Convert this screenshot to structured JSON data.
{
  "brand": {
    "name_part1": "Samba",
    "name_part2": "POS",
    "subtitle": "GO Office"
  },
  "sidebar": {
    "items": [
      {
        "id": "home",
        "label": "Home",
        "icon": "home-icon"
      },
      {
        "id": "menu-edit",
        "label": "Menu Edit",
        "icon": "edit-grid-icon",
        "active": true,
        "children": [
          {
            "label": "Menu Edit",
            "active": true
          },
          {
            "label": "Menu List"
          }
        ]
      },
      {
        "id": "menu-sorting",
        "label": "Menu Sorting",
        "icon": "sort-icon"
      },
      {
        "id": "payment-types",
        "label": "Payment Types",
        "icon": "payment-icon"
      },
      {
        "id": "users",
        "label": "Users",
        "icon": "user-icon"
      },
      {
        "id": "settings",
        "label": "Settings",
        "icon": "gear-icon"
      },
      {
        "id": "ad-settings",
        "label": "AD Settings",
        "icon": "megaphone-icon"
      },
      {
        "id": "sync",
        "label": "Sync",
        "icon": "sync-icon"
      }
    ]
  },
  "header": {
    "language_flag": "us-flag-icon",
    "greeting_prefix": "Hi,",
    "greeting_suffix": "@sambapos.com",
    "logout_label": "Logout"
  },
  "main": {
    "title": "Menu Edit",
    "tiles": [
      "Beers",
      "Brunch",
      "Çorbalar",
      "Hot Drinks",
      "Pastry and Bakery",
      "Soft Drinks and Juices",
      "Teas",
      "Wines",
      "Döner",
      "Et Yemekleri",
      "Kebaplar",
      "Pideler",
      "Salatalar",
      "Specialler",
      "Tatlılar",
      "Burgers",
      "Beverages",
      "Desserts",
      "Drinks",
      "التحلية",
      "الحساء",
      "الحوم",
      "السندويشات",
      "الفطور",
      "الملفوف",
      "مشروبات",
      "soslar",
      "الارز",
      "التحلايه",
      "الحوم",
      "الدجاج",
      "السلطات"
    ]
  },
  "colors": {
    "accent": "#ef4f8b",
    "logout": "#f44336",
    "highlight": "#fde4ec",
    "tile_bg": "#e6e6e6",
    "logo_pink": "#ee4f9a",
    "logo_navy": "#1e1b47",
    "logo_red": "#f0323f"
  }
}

**Problem description**
Above are the records; retype every one exactly.

**Finished answer**
Convert this screenshot to structured JSON data.
{
  "brand": {
    "name_part1": "Samba",
    "name_part2": "POS",
    "subtitle": "GO Office"
  },
  "sidebar": {
    "items": [
      {
        "id": "home",
        "label": "Home",
        "icon": "home-icon"
      },
      {
        "id": "menu-edit",
        "label": "Menu Edit",
        "icon": "edit-grid-icon",
        "active": true,
        "children": [
          {
            "label": "Menu Edit",
            "active": true
          },
          {
            "label": "Menu List"
          }
        ]
      },
      {
        "id": "menu-sorting",
        "label": "Menu Sorting",
        "icon": "sort-icon"
      },
      {
        "id": "payment-types",
        "label": "Payment Types",
        "icon": "payment-icon"
      },
      {
        "id": "users",
        "label": "Users",
        "icon": "user-icon"
      },
      {
        "id": "settings",
        "label": "Settings",
        "icon": "gear-icon"
      },
      {
        "id": "ad-settings",
        "label": "AD Settings",
        "icon": "megaphone-icon"
      },
      {
        "id": "sync",
        "label": "Sync",
        "icon": "sync-icon"
      }
    ]
  },
  "header": {
    "language_flag": "us-flag-icon",
    "greeting_prefix": "Hi,",
    "greeting_suffix": "@sambapos.com",
    "logout_label": "Logout"
  },
  "main": {
    "title": "Menu Edit",
    "tiles": [
      "Beers",
      "Brunch",
      "Çorbalar",
      "Hot Drinks",
      "Pastry and Bakery",
      "Soft Drinks and Juices",
      "Teas",
      "Wines",
      "Döner",
      "Et Yemekleri",
      "Kebaplar",
      "Pideler",
      "Salatalar",
      "Specialler",
      "Tatlılar",
      "Burgers",
      "Beverages",
      "Desserts",
      "Drinks",
      "التحلية",
      "الحساء",
      "الحوم",
      "السندويشات",
      "الفطور",
      "الملفوف",
      "مشروبات",
      "soslar",
      "الارز",
      "التحلايه",
      "الحوم",
      "الدجاج",
      "السلطات"
    ]
  },
  "colors": {
    "accent": "#ef4f8b",
    "logout": "#f44336",
    "highlight": "#fde4ec",
    "tile_bg": "#e6e6e6",
    "logo_pink": "#ee4f9a",
    "logo_navy": "#1e1b47",
    "logo_red": "#f0323f"
  }
}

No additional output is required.